— MATERIAL —
....................

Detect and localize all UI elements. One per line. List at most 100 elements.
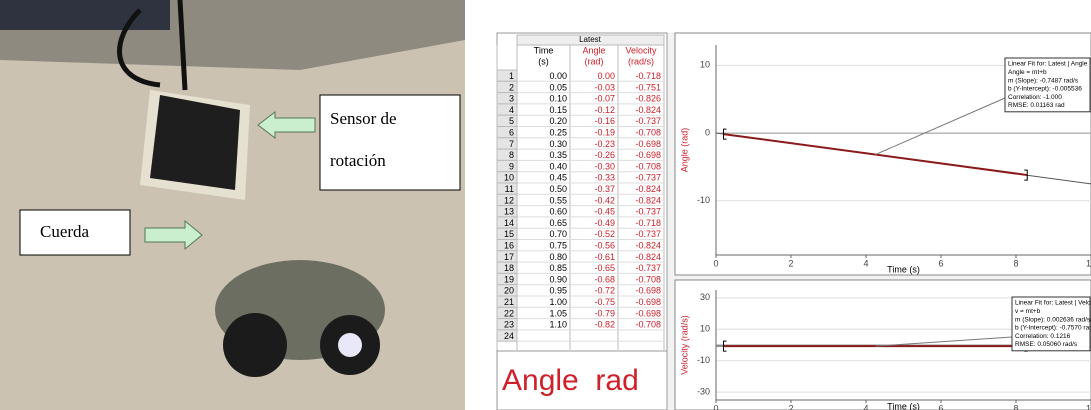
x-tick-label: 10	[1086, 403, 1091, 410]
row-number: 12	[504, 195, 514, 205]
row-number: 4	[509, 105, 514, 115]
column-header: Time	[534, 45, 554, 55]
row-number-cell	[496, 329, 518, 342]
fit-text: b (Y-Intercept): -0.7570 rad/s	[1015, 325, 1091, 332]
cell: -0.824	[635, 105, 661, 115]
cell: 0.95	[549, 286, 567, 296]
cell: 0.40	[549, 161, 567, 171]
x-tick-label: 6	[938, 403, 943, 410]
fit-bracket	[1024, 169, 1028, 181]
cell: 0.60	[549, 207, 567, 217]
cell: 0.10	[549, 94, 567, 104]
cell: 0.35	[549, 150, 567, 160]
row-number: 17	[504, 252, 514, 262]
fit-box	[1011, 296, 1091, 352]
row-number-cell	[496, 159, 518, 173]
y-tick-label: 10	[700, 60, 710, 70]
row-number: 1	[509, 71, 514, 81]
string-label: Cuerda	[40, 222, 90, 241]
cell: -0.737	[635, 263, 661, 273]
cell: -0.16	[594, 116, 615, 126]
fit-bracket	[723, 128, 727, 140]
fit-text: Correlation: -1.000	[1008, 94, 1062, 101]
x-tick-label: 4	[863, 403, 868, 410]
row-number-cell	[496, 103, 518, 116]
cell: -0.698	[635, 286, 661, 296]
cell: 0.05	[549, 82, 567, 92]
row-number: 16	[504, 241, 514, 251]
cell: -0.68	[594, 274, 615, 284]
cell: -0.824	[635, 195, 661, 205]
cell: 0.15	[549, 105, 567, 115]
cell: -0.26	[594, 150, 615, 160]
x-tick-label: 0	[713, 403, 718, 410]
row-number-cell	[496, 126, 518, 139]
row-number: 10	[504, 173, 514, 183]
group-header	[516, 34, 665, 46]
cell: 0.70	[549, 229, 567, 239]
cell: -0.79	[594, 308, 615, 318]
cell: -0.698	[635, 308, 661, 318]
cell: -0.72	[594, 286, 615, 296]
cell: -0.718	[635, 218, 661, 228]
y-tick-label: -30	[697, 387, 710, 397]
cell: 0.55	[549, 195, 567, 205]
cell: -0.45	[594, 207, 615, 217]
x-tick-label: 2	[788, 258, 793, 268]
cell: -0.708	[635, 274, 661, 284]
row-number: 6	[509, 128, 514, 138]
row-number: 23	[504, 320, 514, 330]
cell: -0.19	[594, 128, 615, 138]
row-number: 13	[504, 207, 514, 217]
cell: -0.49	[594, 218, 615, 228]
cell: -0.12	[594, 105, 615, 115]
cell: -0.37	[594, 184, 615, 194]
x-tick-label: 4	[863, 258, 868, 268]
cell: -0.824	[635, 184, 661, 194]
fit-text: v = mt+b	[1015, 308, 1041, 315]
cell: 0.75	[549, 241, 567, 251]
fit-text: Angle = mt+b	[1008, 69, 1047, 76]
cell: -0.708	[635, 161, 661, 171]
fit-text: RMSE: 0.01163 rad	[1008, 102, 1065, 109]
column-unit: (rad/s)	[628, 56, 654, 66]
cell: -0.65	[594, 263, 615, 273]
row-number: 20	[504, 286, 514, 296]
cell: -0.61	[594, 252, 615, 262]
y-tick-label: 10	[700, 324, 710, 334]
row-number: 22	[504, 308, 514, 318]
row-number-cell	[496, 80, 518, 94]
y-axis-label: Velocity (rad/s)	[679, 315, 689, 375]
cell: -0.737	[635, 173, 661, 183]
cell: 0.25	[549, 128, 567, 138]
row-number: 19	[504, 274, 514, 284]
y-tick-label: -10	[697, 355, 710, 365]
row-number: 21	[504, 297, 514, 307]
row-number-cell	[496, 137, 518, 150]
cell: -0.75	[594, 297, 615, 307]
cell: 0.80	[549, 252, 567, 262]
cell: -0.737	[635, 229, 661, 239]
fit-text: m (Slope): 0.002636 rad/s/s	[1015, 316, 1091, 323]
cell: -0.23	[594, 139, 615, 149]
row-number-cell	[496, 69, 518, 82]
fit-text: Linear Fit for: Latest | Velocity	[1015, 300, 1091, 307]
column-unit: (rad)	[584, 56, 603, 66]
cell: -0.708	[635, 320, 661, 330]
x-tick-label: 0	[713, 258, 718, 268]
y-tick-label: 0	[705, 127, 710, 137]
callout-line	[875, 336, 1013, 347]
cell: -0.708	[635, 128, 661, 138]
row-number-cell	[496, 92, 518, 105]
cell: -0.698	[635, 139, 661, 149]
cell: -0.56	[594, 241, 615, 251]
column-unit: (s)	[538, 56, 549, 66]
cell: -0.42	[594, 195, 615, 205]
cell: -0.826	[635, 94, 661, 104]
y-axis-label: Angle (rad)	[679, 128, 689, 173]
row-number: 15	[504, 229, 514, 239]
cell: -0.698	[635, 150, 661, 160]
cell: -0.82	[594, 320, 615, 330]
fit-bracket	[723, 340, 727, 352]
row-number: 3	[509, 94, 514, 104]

....................

Switch every "fit-text" in the records to "fit-label" and give them again with nothing else changed. Leave out the pictures.

Detect and localize all UI elements. One per line. List at most 100 elements.
x-tick-label: 10	[1086, 403, 1091, 410]
row-number: 12	[504, 195, 514, 205]
row-number: 4	[509, 105, 514, 115]
column-header: Time	[534, 45, 554, 55]
row-number-cell	[496, 329, 518, 342]
fit-label: b (Y-Intercept): -0.7570 rad/s	[1015, 325, 1091, 332]
cell: -0.824	[635, 105, 661, 115]
cell: 0.95	[549, 286, 567, 296]
cell: 0.40	[549, 161, 567, 171]
x-tick-label: 6	[938, 403, 943, 410]
fit-bracket	[1024, 169, 1028, 181]
cell: 0.60	[549, 207, 567, 217]
cell: 0.10	[549, 94, 567, 104]
cell: 0.35	[549, 150, 567, 160]
row-number: 17	[504, 252, 514, 262]
fit-box	[1011, 296, 1091, 352]
row-number-cell	[496, 159, 518, 173]
y-tick-label: 10	[700, 60, 710, 70]
row-number: 1	[509, 71, 514, 81]
string-label: Cuerda	[40, 222, 90, 241]
cell: -0.737	[635, 263, 661, 273]
cell: -0.16	[594, 116, 615, 126]
fit-bracket	[723, 128, 727, 140]
fit-label: Correlation: -1.000	[1008, 94, 1062, 101]
x-tick-label: 4	[863, 403, 868, 410]
row-number-cell	[496, 103, 518, 116]
cell: -0.698	[635, 286, 661, 296]
cell: 0.05	[549, 82, 567, 92]
row-number: 16	[504, 241, 514, 251]
cell: -0.68	[594, 274, 615, 284]
cell: -0.824	[635, 195, 661, 205]
cell: 0.15	[549, 105, 567, 115]
cell: -0.26	[594, 150, 615, 160]
x-tick-label: 0	[713, 403, 718, 410]
row-number-cell	[496, 126, 518, 139]
row-number: 10	[504, 173, 514, 183]
group-header	[516, 34, 665, 46]
cell: 0.70	[549, 229, 567, 239]
cell: -0.79	[594, 308, 615, 318]
cell: -0.698	[635, 308, 661, 318]
cell: -0.72	[594, 286, 615, 296]
cell: -0.718	[635, 218, 661, 228]
y-tick-label: -30	[697, 387, 710, 397]
cell: 0.55	[549, 195, 567, 205]
cell: -0.45	[594, 207, 615, 217]
x-tick-label: 2	[788, 258, 793, 268]
cell: -0.708	[635, 274, 661, 284]
row-number: 6	[509, 128, 514, 138]
row-number: 23	[504, 320, 514, 330]
cell: -0.19	[594, 128, 615, 138]
row-number: 13	[504, 207, 514, 217]
cell: -0.49	[594, 218, 615, 228]
cell: -0.12	[594, 105, 615, 115]
cell: -0.37	[594, 184, 615, 194]
x-tick-label: 4	[863, 258, 868, 268]
cell: -0.824	[635, 184, 661, 194]
fit-label: v = mt+b	[1015, 308, 1041, 315]
cell: 0.75	[549, 241, 567, 251]
fit-label: Angle = mt+b	[1008, 69, 1047, 76]
cell: -0.708	[635, 161, 661, 171]
fit-label: RMSE: 0.01163 rad	[1008, 102, 1065, 109]
column-unit: (rad/s)	[628, 56, 654, 66]
cell: -0.65	[594, 263, 615, 273]
row-number: 20	[504, 286, 514, 296]
cell: -0.61	[594, 252, 615, 262]
y-tick-label: 10	[700, 324, 710, 334]
row-number: 22	[504, 308, 514, 318]
row-number-cell	[496, 80, 518, 94]
y-axis-label: Velocity (rad/s)	[679, 315, 689, 375]
cell: -0.737	[635, 173, 661, 183]
cell: 0.25	[549, 128, 567, 138]
row-number: 19	[504, 274, 514, 284]
y-tick-label: -10	[697, 355, 710, 365]
row-number: 21	[504, 297, 514, 307]
row-number-cell	[496, 137, 518, 150]
cell: -0.75	[594, 297, 615, 307]
cell: 0.80	[549, 252, 567, 262]
cell: -0.737	[635, 229, 661, 239]
fit-label: m (Slope): 0.002636 rad/s/s	[1015, 316, 1091, 323]
cell: -0.23	[594, 139, 615, 149]
row-number-cell	[496, 69, 518, 82]
fit-label: Linear Fit for: Latest | Velocity	[1015, 300, 1091, 307]
column-unit: (rad)	[584, 56, 603, 66]
cell: -0.708	[635, 320, 661, 330]
x-tick-label: 0	[713, 258, 718, 268]
y-tick-label: 0	[705, 127, 710, 137]
callout-line	[875, 336, 1013, 347]
cell: -0.708	[635, 128, 661, 138]
row-number-cell	[496, 92, 518, 105]
cell: -0.698	[635, 139, 661, 149]
cell: -0.56	[594, 241, 615, 251]
column-unit: (s)	[538, 56, 549, 66]
cell: -0.42	[594, 195, 615, 205]
cell: -0.826	[635, 94, 661, 104]
y-axis-label: Angle (rad)	[679, 128, 689, 173]
row-number: 15	[504, 229, 514, 239]
cell: -0.698	[635, 150, 661, 160]
cell: -0.82	[594, 320, 615, 330]
fit-bracket	[723, 340, 727, 352]
row-number: 3	[509, 94, 514, 104]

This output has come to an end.